[Dataset records]
------------------------------------------------

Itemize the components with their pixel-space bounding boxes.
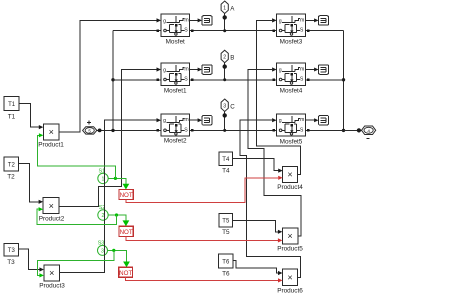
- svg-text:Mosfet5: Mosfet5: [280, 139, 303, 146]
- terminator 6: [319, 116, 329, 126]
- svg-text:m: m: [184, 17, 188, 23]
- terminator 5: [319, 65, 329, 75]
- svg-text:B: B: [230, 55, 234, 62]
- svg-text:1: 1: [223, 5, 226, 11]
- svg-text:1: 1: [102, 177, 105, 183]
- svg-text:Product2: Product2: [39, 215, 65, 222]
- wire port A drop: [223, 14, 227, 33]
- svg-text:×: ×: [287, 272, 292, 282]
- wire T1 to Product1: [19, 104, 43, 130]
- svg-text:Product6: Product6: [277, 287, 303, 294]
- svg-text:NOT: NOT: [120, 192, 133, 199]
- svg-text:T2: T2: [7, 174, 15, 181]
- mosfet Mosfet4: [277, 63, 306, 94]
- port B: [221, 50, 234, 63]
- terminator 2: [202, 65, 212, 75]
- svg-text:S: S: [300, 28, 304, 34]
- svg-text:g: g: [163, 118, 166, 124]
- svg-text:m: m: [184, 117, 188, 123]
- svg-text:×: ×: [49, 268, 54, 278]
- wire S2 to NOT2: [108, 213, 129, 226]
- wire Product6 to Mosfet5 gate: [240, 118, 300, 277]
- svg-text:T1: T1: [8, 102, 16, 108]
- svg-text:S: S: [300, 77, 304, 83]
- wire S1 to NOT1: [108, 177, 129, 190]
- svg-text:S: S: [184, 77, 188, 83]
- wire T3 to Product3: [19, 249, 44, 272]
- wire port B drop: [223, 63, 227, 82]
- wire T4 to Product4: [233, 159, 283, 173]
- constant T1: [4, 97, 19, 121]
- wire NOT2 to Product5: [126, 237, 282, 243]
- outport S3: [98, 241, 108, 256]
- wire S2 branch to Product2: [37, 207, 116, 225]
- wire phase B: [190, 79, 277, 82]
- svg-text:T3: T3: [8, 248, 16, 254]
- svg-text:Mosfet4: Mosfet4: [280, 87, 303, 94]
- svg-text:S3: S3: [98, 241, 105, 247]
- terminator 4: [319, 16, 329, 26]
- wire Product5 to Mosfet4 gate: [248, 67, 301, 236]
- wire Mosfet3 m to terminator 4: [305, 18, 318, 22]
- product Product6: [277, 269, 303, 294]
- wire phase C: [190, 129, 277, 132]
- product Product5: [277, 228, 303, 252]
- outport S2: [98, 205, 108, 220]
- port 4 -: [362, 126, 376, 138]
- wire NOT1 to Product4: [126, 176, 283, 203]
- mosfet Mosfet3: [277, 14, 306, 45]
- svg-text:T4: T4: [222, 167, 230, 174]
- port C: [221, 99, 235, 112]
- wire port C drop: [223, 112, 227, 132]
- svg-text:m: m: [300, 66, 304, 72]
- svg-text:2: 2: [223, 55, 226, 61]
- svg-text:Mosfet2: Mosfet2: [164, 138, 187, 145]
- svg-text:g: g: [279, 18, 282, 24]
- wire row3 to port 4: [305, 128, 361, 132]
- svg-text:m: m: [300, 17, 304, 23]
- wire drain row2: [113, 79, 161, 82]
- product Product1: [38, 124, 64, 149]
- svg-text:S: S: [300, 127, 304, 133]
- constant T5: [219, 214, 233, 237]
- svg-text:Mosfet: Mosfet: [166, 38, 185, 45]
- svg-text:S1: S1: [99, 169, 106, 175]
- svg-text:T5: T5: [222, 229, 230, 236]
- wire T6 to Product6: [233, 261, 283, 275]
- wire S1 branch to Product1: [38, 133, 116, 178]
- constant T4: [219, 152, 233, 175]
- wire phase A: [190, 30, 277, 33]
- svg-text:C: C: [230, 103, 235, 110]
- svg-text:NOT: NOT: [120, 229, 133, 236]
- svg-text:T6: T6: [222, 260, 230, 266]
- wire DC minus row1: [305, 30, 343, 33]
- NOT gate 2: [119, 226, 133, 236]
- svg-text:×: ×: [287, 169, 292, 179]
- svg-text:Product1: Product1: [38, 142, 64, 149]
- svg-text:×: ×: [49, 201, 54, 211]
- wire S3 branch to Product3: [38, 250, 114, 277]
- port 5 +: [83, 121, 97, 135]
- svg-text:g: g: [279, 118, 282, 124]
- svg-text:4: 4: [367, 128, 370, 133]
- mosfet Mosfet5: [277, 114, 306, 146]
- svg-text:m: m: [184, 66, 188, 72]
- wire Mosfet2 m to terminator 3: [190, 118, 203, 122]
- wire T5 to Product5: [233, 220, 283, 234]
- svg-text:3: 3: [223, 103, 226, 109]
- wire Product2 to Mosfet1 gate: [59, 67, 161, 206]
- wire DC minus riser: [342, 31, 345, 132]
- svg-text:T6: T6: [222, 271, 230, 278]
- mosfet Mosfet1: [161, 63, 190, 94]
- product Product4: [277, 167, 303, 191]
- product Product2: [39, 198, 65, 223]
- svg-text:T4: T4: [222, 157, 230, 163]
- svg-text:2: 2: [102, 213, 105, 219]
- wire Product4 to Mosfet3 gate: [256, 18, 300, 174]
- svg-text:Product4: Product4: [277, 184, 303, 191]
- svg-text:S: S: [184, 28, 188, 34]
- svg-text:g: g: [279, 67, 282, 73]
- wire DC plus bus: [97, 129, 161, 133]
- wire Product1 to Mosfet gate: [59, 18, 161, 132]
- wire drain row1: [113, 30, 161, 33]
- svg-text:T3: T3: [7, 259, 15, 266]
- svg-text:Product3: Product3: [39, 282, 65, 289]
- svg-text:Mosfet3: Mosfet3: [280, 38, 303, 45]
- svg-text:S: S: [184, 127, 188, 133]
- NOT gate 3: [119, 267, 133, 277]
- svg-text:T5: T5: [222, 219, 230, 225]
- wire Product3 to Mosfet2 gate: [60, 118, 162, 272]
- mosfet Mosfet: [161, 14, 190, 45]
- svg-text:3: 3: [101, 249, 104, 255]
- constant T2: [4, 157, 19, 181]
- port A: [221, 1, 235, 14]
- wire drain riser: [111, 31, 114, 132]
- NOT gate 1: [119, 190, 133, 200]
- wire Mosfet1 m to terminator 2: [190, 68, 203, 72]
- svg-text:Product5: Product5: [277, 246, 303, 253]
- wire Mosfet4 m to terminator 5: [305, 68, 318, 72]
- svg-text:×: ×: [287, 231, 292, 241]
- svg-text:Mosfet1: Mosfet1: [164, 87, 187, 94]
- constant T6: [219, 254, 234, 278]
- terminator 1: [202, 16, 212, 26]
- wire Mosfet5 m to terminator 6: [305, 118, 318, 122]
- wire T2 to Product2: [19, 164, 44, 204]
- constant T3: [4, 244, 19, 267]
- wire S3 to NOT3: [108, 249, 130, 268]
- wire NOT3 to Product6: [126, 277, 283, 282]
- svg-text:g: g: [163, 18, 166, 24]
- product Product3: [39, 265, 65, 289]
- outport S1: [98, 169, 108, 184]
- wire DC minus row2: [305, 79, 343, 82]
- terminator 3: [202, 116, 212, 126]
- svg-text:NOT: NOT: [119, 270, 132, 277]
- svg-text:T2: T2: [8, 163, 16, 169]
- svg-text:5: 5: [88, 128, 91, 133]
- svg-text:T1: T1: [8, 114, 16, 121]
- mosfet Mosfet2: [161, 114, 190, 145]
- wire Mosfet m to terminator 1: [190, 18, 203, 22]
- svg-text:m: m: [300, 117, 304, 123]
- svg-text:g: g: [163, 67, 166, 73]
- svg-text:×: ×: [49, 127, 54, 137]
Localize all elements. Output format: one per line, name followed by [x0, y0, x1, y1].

------------------------------------------------

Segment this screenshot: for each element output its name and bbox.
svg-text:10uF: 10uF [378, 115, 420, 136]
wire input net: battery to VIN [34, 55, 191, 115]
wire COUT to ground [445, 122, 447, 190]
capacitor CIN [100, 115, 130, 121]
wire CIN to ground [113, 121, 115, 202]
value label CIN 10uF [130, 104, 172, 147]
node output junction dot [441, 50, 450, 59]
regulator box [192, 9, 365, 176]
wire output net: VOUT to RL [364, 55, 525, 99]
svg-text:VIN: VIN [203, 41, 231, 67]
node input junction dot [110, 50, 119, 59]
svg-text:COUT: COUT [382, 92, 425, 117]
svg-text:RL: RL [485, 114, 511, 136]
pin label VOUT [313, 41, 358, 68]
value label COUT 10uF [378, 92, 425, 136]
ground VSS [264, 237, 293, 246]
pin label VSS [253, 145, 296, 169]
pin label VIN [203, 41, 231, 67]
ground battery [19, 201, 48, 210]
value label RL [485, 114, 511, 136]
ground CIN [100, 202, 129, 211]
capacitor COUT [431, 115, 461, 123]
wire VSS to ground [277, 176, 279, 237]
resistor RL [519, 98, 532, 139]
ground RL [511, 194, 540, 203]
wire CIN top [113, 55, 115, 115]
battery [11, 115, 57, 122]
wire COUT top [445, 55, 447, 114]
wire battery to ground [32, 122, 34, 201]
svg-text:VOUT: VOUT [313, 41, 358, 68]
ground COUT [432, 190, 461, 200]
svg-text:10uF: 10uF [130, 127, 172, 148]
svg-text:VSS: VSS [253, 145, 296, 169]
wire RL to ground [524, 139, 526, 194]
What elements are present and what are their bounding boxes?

------------------------------------------------

Return the listing lines starting with the line that contains "Segment this screenshot: for" and going on through the line that contains "ground VSS [264, 237, 293, 246]", copying each one unchanged.

> SOLUTION TO THE PROBLEM:
Segment this screenshot: for each element output its name and bbox.
svg-text:10uF: 10uF [378, 115, 420, 136]
wire input net: battery to VIN [34, 55, 191, 115]
wire COUT to ground [445, 122, 447, 190]
capacitor CIN [100, 115, 130, 121]
wire CIN to ground [113, 121, 115, 202]
value label CIN 10uF [130, 104, 172, 147]
node output junction dot [441, 50, 450, 59]
regulator box [192, 9, 365, 176]
wire output net: VOUT to RL [364, 55, 525, 99]
svg-text:VIN: VIN [203, 41, 231, 67]
node input junction dot [110, 50, 119, 59]
svg-text:COUT: COUT [382, 92, 425, 117]
svg-text:RL: RL [485, 114, 511, 136]
pin label VOUT [313, 41, 358, 68]
value label COUT 10uF [378, 92, 425, 136]
ground VSS [264, 237, 293, 246]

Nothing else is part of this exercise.